(Labeled region entries)

_ _ _ _ _ _ _

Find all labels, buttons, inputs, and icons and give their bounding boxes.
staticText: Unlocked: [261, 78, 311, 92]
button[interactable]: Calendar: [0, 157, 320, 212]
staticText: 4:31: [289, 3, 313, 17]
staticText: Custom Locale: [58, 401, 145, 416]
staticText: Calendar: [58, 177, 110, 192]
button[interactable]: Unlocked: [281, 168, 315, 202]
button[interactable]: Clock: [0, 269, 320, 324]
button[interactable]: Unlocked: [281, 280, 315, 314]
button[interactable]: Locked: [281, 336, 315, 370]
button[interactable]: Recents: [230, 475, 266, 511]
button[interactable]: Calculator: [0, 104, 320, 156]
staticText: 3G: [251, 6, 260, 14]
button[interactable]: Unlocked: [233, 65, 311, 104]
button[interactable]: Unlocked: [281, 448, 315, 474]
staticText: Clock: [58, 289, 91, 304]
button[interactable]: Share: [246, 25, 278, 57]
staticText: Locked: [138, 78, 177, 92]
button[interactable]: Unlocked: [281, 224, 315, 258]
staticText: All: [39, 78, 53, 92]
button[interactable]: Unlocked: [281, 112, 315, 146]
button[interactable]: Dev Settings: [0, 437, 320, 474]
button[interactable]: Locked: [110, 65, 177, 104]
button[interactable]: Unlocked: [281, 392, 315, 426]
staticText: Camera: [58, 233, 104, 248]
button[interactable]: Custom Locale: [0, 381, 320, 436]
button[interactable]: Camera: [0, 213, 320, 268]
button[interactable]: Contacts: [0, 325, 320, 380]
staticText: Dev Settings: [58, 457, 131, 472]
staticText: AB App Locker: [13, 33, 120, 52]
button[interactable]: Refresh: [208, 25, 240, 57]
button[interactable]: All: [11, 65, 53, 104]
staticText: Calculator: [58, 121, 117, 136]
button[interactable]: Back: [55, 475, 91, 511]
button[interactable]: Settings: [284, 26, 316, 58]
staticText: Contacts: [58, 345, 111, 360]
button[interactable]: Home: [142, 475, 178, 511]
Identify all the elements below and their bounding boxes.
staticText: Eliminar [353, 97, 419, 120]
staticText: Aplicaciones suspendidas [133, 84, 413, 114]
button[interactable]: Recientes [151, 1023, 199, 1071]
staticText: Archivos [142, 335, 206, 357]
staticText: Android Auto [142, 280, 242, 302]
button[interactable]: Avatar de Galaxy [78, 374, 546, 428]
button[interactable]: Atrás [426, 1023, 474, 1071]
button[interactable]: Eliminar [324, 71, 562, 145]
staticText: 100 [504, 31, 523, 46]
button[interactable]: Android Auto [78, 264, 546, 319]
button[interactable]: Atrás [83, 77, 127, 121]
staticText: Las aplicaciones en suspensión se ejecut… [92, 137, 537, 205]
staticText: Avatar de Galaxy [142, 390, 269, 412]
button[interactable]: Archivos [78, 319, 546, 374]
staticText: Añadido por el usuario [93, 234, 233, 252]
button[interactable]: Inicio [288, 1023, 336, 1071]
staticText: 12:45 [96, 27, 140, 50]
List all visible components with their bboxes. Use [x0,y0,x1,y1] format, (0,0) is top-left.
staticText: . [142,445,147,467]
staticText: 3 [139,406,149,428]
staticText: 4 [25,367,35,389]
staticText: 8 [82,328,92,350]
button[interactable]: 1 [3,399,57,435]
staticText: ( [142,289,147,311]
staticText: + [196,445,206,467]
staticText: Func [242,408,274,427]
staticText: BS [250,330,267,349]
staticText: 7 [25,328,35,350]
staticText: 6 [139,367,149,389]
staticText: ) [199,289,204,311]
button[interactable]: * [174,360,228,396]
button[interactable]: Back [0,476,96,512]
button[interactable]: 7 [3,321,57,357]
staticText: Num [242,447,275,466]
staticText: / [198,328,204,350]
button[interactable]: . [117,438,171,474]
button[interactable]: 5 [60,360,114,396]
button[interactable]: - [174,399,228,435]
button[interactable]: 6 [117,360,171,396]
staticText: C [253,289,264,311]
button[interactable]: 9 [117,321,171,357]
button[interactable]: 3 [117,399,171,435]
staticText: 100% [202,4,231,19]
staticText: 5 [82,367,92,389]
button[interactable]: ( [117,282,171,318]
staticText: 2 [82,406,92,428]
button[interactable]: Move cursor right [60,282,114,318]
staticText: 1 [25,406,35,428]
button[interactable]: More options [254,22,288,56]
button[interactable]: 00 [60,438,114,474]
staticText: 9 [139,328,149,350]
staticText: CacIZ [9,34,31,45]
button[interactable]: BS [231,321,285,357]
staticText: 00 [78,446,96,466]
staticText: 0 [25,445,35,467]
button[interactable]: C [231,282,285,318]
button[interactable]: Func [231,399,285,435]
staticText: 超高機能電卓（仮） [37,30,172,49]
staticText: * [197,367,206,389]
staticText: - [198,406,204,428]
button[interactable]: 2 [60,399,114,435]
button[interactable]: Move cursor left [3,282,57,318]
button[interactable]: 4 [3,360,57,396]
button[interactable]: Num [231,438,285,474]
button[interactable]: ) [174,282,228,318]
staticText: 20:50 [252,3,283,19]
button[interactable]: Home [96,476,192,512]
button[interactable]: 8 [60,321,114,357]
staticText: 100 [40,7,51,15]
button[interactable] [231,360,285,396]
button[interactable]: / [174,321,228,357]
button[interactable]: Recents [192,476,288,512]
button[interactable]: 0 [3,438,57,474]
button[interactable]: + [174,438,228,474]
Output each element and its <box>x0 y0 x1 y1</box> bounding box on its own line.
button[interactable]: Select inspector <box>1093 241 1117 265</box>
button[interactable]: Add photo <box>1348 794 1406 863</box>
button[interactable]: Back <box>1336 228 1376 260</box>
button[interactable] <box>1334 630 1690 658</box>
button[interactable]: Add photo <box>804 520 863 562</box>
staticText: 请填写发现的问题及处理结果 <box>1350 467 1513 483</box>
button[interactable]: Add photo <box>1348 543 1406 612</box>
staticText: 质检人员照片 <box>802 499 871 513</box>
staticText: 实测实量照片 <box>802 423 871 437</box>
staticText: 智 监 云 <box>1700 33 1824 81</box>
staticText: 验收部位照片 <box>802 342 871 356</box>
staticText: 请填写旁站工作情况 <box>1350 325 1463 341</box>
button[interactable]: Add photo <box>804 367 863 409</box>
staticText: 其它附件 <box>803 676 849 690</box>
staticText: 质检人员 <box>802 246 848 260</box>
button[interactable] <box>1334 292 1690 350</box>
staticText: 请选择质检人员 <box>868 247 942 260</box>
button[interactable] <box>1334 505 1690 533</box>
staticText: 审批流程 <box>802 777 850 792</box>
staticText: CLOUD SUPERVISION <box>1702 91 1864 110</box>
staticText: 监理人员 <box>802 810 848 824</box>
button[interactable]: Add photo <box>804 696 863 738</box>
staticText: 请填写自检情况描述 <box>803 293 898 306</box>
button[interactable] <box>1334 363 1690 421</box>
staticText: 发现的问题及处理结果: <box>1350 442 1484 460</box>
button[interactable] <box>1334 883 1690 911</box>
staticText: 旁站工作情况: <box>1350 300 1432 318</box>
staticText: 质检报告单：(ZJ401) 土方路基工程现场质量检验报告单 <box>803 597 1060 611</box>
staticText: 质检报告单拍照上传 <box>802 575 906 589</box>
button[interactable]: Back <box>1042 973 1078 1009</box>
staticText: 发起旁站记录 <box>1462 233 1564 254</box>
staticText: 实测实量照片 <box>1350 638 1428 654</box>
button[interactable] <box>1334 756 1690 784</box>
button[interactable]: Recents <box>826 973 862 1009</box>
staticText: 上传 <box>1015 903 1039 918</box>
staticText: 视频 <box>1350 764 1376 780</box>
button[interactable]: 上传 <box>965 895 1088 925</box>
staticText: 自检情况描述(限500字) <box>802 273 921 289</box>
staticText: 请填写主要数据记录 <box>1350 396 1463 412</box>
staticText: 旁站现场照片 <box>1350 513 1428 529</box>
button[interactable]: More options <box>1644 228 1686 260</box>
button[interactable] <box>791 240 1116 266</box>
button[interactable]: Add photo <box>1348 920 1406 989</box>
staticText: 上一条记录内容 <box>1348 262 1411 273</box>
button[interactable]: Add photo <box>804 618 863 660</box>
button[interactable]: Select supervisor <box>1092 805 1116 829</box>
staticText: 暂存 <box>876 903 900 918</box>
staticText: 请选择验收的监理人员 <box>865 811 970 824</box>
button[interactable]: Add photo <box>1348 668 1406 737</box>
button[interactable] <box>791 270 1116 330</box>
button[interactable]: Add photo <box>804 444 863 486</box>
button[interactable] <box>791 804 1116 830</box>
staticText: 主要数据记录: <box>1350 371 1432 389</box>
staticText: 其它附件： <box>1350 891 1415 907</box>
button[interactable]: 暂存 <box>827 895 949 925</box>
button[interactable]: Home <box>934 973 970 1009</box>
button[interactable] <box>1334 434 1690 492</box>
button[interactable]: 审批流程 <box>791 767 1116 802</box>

_ _ _ _ _ _ _

- _Aim_
Rewrite the records from the beginning through the line containing "button[interactable]: Unlocked: [281, 448, 315, 474]", switching "Clock" to "Timer" and leaving everything else unchanged.

- _Answer for this exercise_
Find all labels, buttons, inputs, and icons and give their bounding boxes.
staticText: Unlocked: [261, 78, 311, 92]
button[interactable]: Calendar: [0, 157, 320, 212]
staticText: 4:31: [289, 3, 313, 17]
staticText: Custom Locale: [58, 401, 145, 416]
staticText: Calendar: [58, 177, 110, 192]
button[interactable]: Unlocked: [281, 168, 315, 202]
button[interactable]: Timer: [0, 269, 320, 324]
button[interactable]: Unlocked: [281, 280, 315, 314]
button[interactable]: Locked: [281, 336, 315, 370]
button[interactable]: Recents: [230, 475, 266, 511]
button[interactable]: Calculator: [0, 104, 320, 156]
staticText: 3G: [251, 6, 260, 14]
button[interactable]: Unlocked: [233, 65, 311, 104]
button[interactable]: Unlocked: [281, 448, 315, 474]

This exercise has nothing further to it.